### WHAT TO WORK ON
Transcribe the entries exactly; images are not part of the copy.

Data records

★ ★ ★ ★ ★

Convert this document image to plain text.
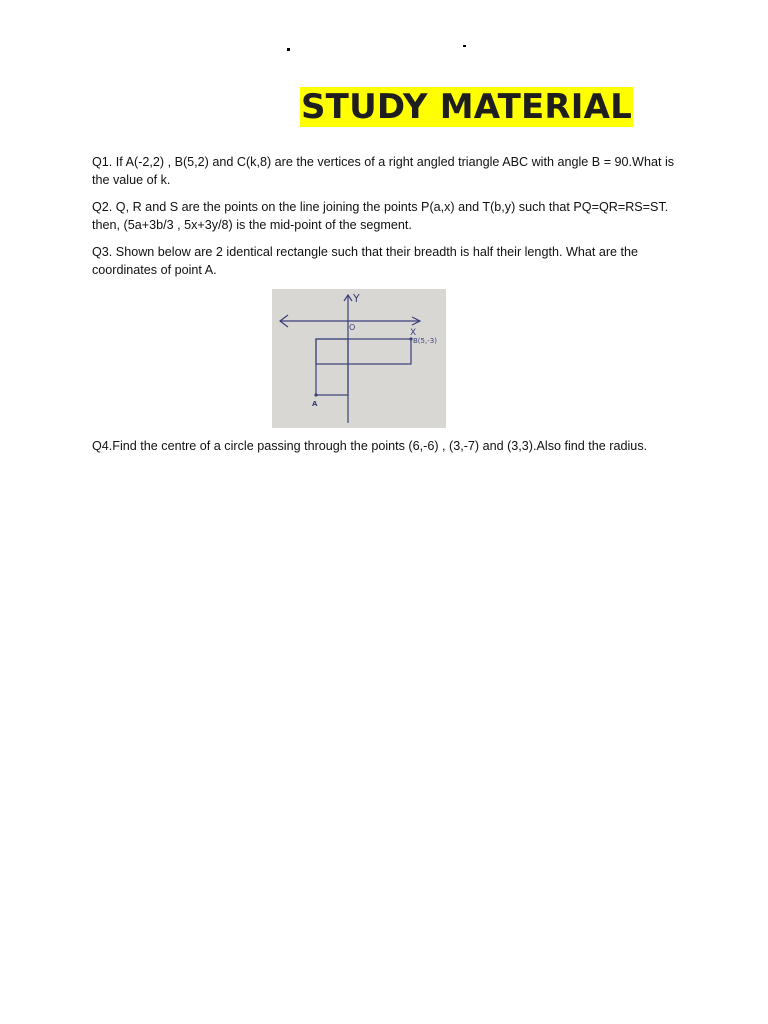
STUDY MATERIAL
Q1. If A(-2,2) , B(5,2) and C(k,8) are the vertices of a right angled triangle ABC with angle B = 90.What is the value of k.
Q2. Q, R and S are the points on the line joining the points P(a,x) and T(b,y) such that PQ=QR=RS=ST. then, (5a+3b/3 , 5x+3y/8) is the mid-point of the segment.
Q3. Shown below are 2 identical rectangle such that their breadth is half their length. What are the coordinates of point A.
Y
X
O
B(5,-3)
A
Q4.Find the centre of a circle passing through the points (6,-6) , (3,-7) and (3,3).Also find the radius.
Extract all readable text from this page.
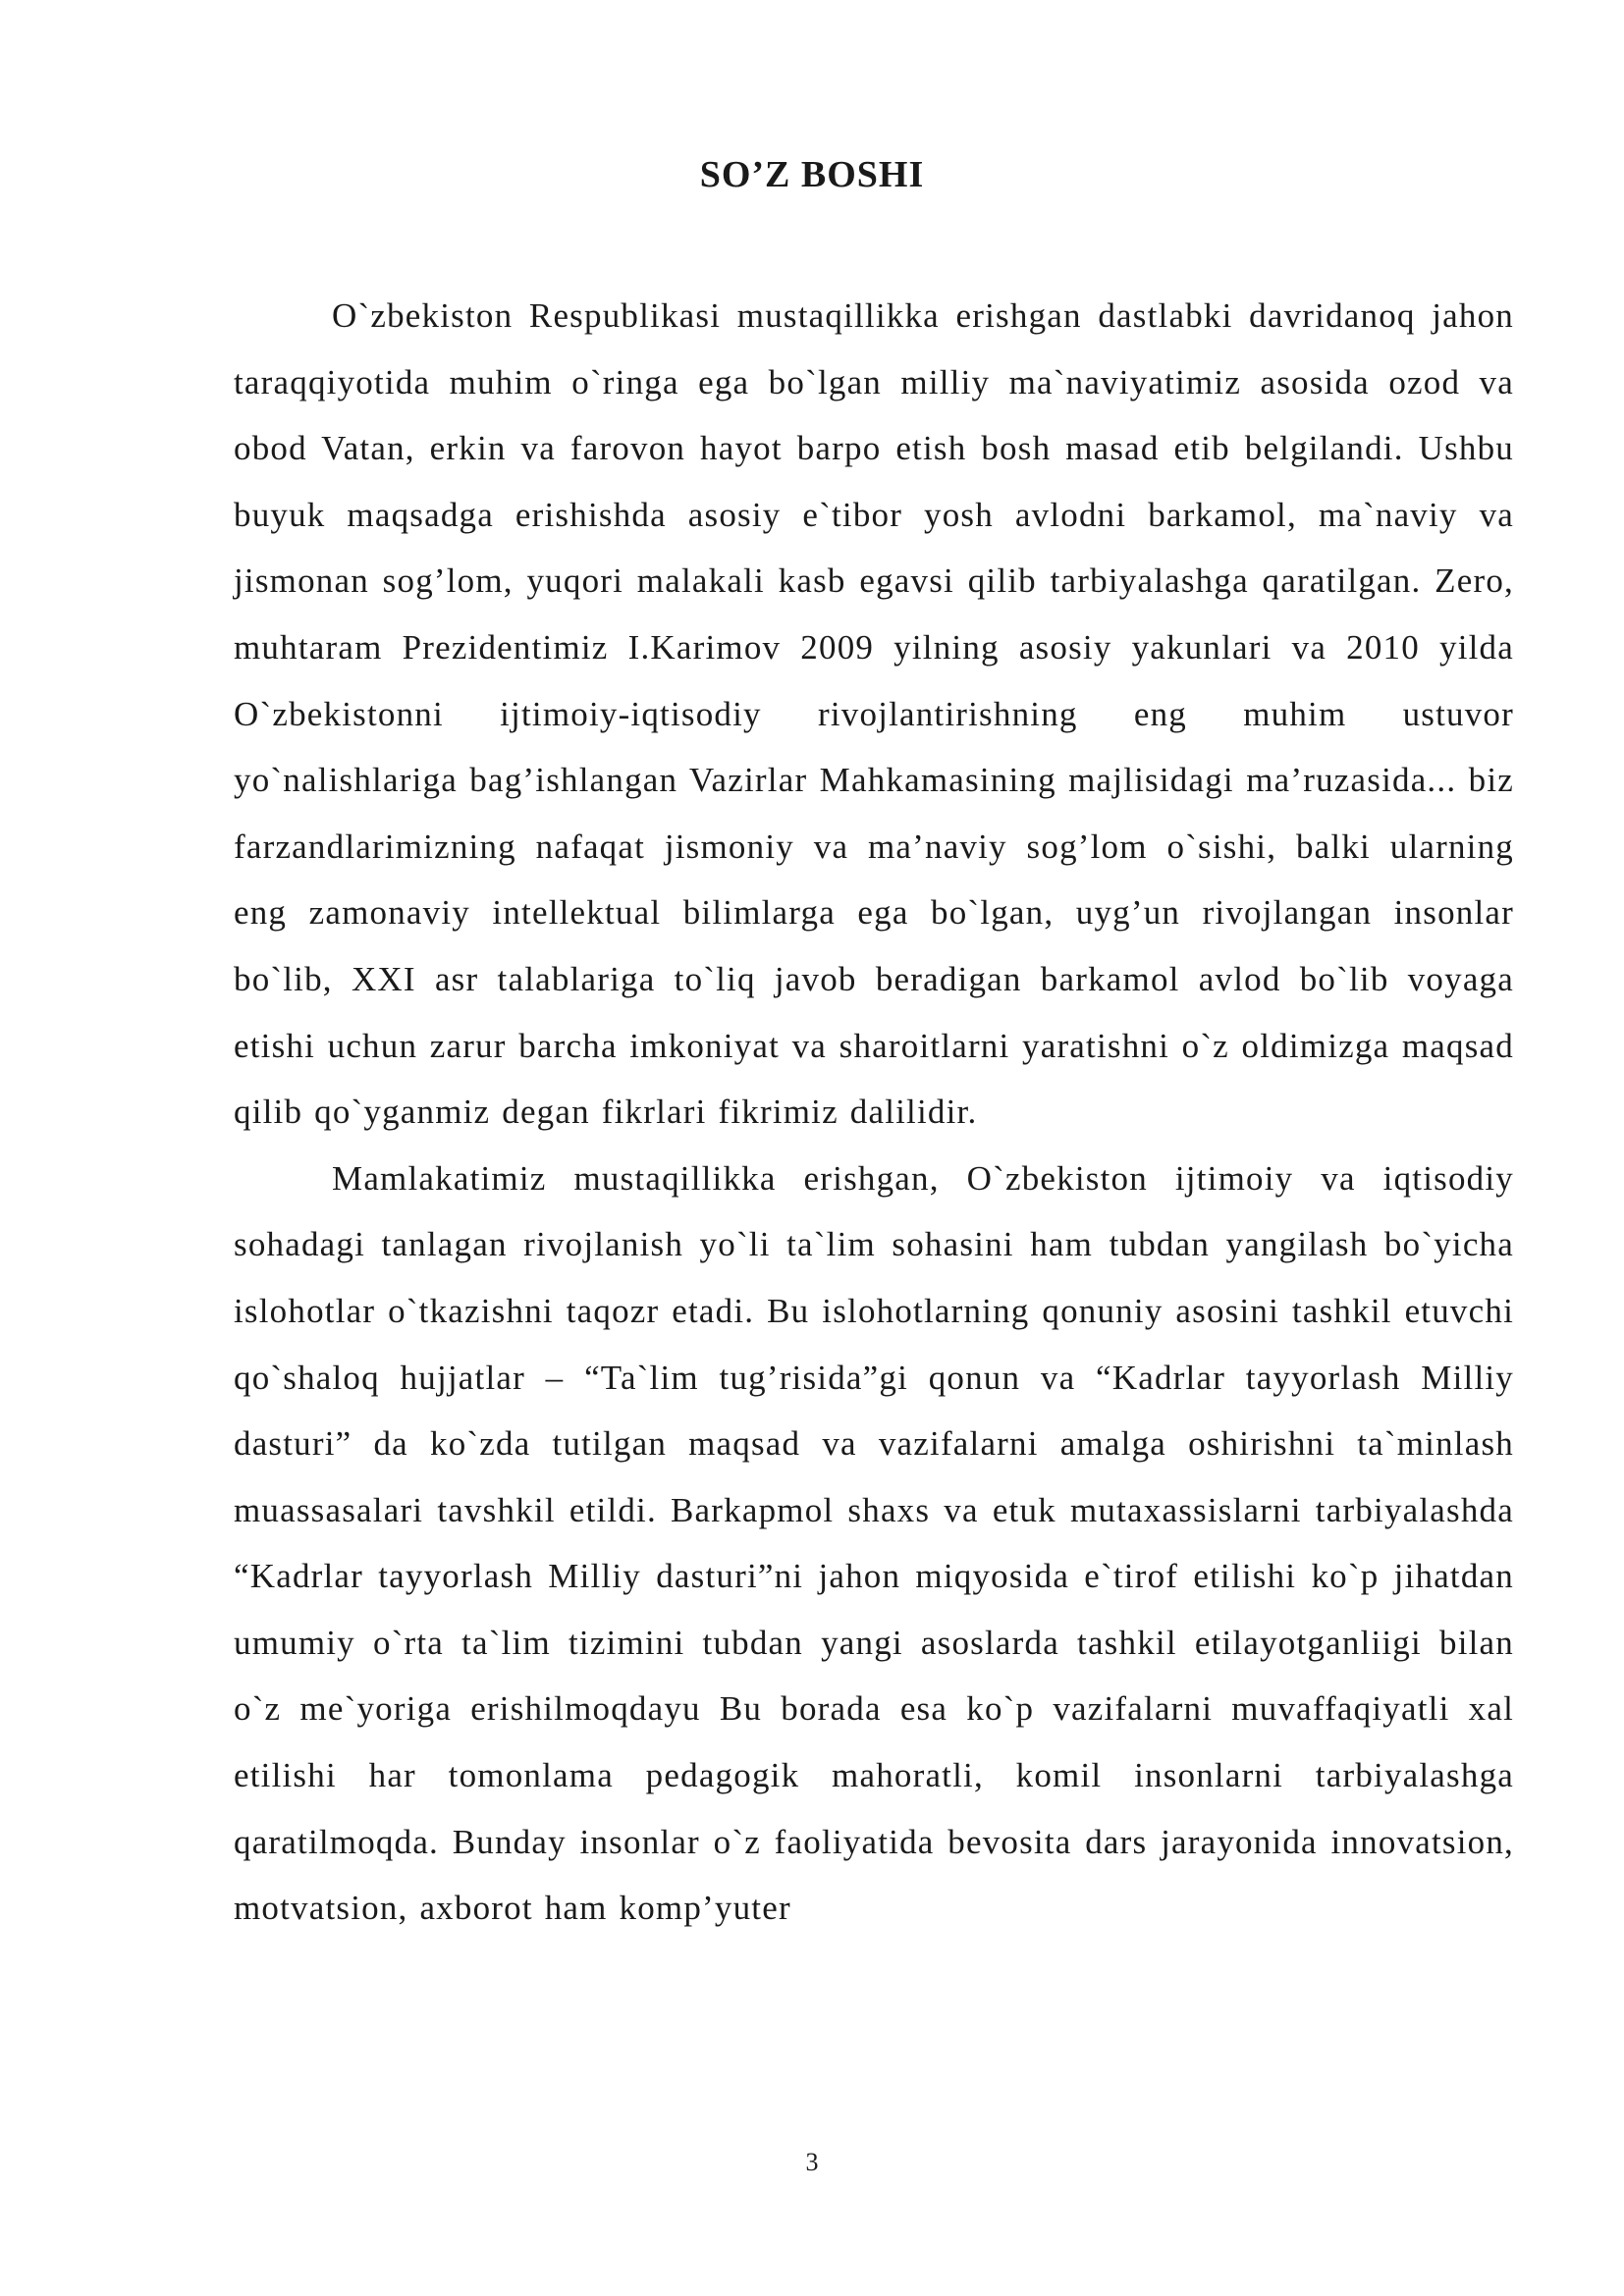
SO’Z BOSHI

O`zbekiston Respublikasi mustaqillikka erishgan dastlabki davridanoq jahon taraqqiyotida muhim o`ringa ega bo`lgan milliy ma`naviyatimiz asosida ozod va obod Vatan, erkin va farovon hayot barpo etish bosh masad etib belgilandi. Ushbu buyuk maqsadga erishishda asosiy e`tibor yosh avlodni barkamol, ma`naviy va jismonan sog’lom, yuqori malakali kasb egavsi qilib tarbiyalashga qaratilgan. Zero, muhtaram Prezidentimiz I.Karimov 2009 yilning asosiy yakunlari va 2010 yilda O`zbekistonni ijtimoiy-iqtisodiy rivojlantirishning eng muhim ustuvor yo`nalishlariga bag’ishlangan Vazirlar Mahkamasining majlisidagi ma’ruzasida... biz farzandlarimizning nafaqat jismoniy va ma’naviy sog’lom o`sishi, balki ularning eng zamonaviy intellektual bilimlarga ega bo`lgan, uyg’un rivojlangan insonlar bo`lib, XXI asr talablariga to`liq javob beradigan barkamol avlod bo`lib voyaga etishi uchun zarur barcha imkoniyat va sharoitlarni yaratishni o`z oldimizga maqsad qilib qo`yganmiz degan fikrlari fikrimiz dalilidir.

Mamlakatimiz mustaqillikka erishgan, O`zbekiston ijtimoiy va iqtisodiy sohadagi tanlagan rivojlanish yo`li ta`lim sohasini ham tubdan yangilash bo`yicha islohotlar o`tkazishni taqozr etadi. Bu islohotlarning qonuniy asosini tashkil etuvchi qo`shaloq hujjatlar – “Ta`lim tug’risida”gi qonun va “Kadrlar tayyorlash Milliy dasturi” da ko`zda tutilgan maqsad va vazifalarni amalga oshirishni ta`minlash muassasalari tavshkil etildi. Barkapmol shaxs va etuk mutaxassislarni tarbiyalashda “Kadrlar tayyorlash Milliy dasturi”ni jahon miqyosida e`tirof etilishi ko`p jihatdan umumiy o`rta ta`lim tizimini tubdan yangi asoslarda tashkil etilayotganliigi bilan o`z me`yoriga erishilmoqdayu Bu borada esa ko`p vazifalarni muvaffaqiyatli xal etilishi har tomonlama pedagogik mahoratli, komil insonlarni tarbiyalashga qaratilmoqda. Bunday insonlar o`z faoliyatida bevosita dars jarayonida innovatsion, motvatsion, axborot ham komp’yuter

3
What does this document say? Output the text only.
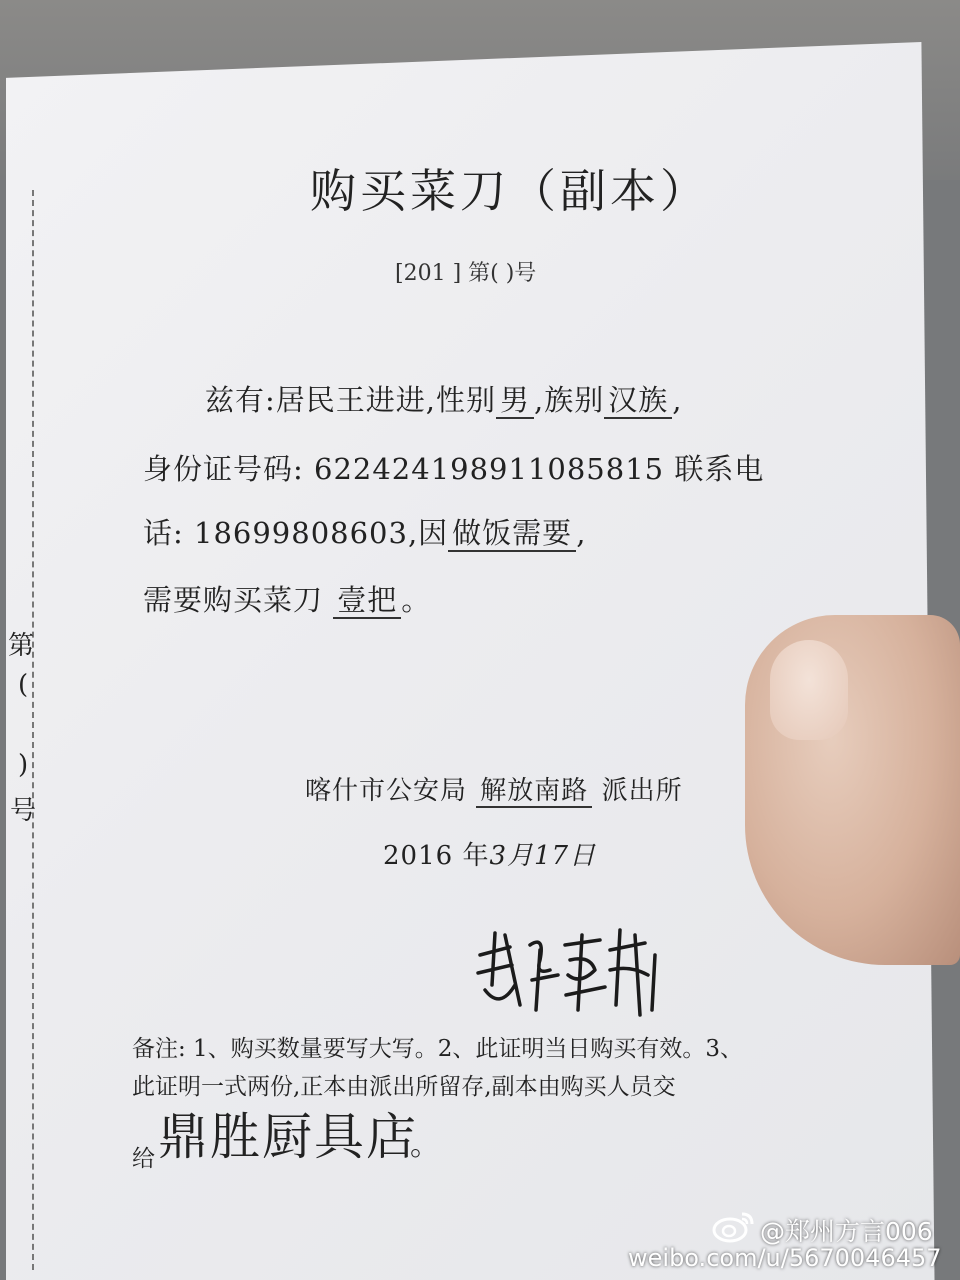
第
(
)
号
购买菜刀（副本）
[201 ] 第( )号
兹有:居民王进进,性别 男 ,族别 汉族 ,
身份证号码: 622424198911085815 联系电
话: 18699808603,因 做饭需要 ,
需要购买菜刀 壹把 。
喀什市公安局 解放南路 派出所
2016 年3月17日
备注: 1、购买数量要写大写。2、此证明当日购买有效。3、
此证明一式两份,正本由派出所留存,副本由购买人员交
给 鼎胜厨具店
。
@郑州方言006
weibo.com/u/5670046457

★ ★ ★ ★ ★

### WRITTEN ANSWER
Convert this document image to plain text.
STUDY MATERIAL
Q1. If A(-2,2) , B(5,2) and C(k,8) are the vertices of a right angled triangle ABC with angle B = 90.What is the value of k.
Q2. Q, R and S are the points on the line joining the points P(a,x) and T(b,y) such that PQ=QR=RS=ST. then, (5a+3b/3 , 5x+3y/8) is the mid-point of the segment.
Q3. Shown below are 2 identical rectangle such that their breadth is half their length. What are the coordinates of point A.
Y
X
O
B(5,-3)
A
Q4.Find the centre of a circle passing through the points (6,-6) , (3,-7) and (3,3).Also find the radius.
Extract all readable text from this page.
SO’Z BOSHI

O`zbekiston Respublikasi mustaqillikka erishgan dastlabki davridanoq jahon taraqqiyotida muhim o`ringa ega bo`lgan milliy ma`naviyatimiz asosida ozod va obod Vatan, erkin va farovon hayot barpo etish bosh masad etib belgilandi. Ushbu buyuk maqsadga erishishda asosiy e`tibor yosh avlodni barkamol, ma`naviy va jismonan sog’lom, yuqori malakali kasb egavsi qilib tarbiyalashga qaratilgan. Zero, muhtaram Prezidentimiz I.Karimov 2009 yilning asosiy yakunlari va 2010 yilda O`zbekistonni ijtimoiy-iqtisodiy rivojlantirishning eng muhim ustuvor yo`nalishlariga bag’ishlangan Vazirlar Mahkamasining majlisidagi ma’ruzasida... biz farzandlarimizning nafaqat jismoniy va ma’naviy sog’lom o`sishi, balki ularning eng zamonaviy intellektual bilimlarga ega bo`lgan, uyg’un rivojlangan insonlar bo`lib, XXI asr talablariga to`liq javob beradigan barkamol avlod bo`lib voyaga etishi uchun zarur barcha imkoniyat va sharoitlarni yaratishni o`z oldimizga maqsad qilib qo`yganmiz degan fikrlari fikrimiz dalilidir.

Mamlakatimiz mustaqillikka erishgan, O`zbekiston ijtimoiy va iqtisodiy sohadagi tanlagan rivojlanish yo`li ta`lim sohasini ham tubdan yangilash bo`yicha islohotlar o`tkazishni taqozr etadi. Bu islohotlarning qonuniy asosini tashkil etuvchi qo`shaloq hujjatlar – “Ta`lim tug’risida”gi qonun va “Kadrlar tayyorlash Milliy dasturi” da ko`zda tutilgan maqsad va vazifalarni amalga oshirishni ta`minlash muassasalari tavshkil etildi. Barkapmol shaxs va etuk mutaxassislarni tarbiyalashda “Kadrlar tayyorlash Milliy dasturi”ni jahon miqyosida e`tirof etilishi ko`p jihatdan umumiy o`rta ta`lim tizimini tubdan yangi asoslarda tashkil etilayotganliigi bilan o`z me`yoriga erishilmoqdayu Bu borada esa ko`p vazifalarni muvaffaqiyatli xal etilishi har tomonlama pedagogik mahoratli, komil insonlarni tarbiyalashga qaratilmoqda. Bunday insonlar o`z faoliyatida bevosita dars jarayonida innovatsion, motvatsion, axborot ham komp’yuter

3
What does this document say? Output the text only.
第
(
)
号
购买菜刀（副本）
[201 ] 第( )号
兹有:居民王进进,性别 男 ,族别 汉族 ,
身份证号码: 622424198911085815 联系电
话: 18699808603,因 做饭需要 ,
需要购买菜刀 壹把 。
喀什市公安局 解放南路 派出所
2016 年3月17日
备注: 1、购买数量要写大写。2、此证明当日购买有效。3、
此证明一式两份,正本由派出所留存,副本由购买人员交
给 鼎胜厨具店
。
@郑州方言006
weibo.com/u/5670046457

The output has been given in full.